>>>

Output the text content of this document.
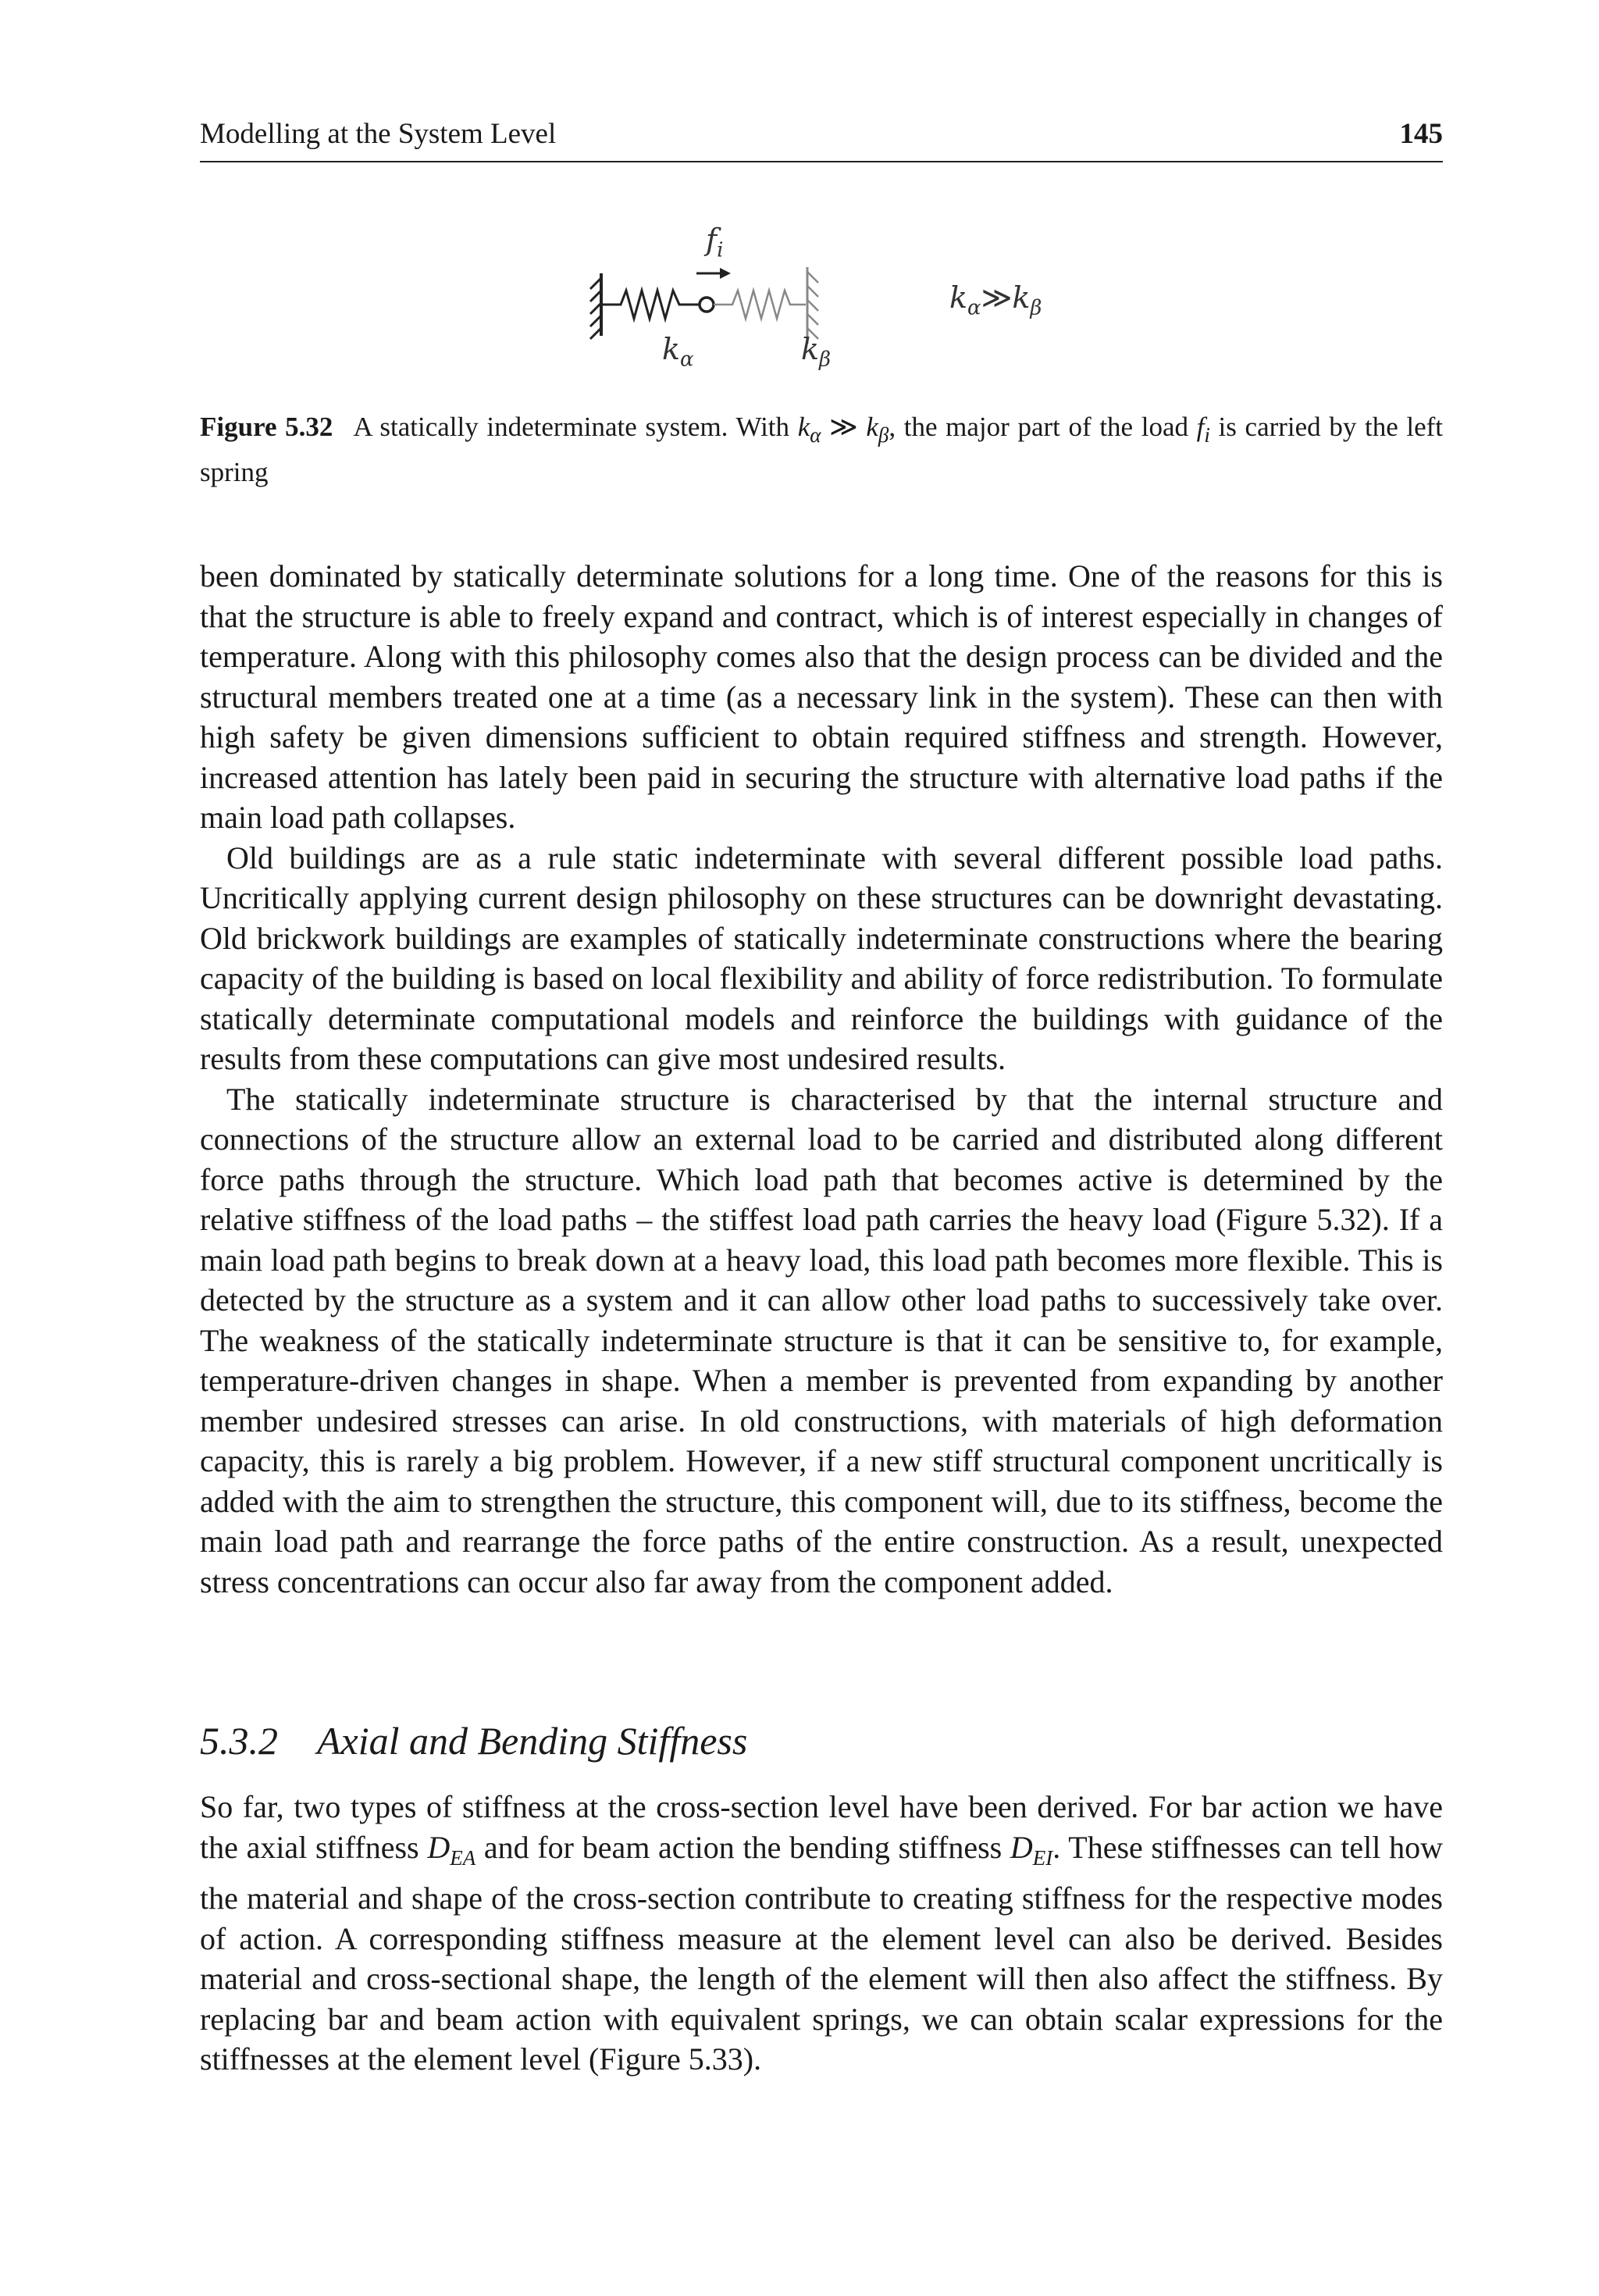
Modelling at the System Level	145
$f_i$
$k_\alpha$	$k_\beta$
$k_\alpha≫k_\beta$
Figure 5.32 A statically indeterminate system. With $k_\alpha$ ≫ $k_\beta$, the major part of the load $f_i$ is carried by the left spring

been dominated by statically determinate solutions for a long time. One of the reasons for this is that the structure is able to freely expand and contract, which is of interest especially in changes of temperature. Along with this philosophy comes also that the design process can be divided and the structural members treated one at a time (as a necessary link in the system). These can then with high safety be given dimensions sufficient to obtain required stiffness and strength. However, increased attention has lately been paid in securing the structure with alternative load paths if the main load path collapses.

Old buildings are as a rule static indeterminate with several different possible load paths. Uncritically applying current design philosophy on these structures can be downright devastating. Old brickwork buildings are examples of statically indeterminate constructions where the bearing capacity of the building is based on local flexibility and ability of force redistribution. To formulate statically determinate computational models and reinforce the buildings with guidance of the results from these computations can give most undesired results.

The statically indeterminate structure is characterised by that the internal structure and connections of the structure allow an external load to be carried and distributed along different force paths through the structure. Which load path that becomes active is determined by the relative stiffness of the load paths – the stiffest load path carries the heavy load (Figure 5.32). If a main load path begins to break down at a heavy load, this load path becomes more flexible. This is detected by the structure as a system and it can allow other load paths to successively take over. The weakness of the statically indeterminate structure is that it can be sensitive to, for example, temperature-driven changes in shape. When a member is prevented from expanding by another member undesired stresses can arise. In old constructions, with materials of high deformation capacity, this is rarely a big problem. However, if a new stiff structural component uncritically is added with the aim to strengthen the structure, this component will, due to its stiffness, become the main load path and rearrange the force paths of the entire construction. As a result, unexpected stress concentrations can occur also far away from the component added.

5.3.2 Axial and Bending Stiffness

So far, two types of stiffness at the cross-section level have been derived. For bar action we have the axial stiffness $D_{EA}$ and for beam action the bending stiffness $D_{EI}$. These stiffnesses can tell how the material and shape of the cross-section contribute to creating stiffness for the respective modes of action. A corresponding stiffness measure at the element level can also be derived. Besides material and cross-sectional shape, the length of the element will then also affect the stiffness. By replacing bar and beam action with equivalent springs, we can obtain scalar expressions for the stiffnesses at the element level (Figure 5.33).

<<<

**To do**
Every line is to be duplicated exactly, though pictures stay out.

**Right answer**
Output the text content of this document.
Modelling at the System Level	145
$f_i$
$k_\alpha$	$k_\beta$
$k_\alpha≫k_\beta$
Figure 5.32 A statically indeterminate system. With $k_\alpha$ ≫ $k_\beta$, the major part of the load $f_i$ is carried by the left spring

been dominated by statically determinate solutions for a long time. One of the reasons for this is that the structure is able to freely expand and contract, which is of interest especially in changes of temperature. Along with this philosophy comes also that the design process can be divided and the structural members treated one at a time (as a necessary link in the system). These can then with high safety be given dimensions sufficient to obtain required stiffness and strength. However, increased attention has lately been paid in securing the structure with alternative load paths if the main load path collapses.

Old buildings are as a rule static indeterminate with several different possible load paths. Uncritically applying current design philosophy on these structures can be downright devastating. Old brickwork buildings are examples of statically indeterminate constructions where the bearing capacity of the building is based on local flexibility and ability of force redistribution. To formulate statically determinate computational models and reinforce the buildings with guidance of the results from these computations can give most undesired results.

The statically indeterminate structure is characterised by that the internal structure and connections of the structure allow an external load to be carried and distributed along different force paths through the structure. Which load path that becomes active is determined by the relative stiffness of the load paths – the stiffest load path carries the heavy load (Figure 5.32). If a main load path begins to break down at a heavy load, this load path becomes more flexible. This is detected by the structure as a system and it can allow other load paths to successively take over. The weakness of the statically indeterminate structure is that it can be sensitive to, for example, temperature-driven changes in shape. When a member is prevented from expanding by another member undesired stresses can arise. In old constructions, with materials of high deformation capacity, this is rarely a big problem. However, if a new stiff structural component uncritically is added with the aim to strengthen the structure, this component will, due to its stiffness, become the main load path and rearrange the force paths of the entire construction. As a result, unexpected stress concentrations can occur also far away from the component added.

5.3.2 Axial and Bending Stiffness

So far, two types of stiffness at the cross-section level have been derived. For bar action we have the axial stiffness $D_{EA}$ and for beam action the bending stiffness $D_{EI}$. These stiffnesses can tell how the material and shape of the cross-section contribute to creating stiffness for the respective modes of action. A corresponding stiffness measure at the element level can also be derived. Besides material and cross-sectional shape, the length of the element will then also affect the stiffness. By replacing bar and beam action with equivalent springs, we can obtain scalar expressions for the stiffnesses at the element level (Figure 5.33).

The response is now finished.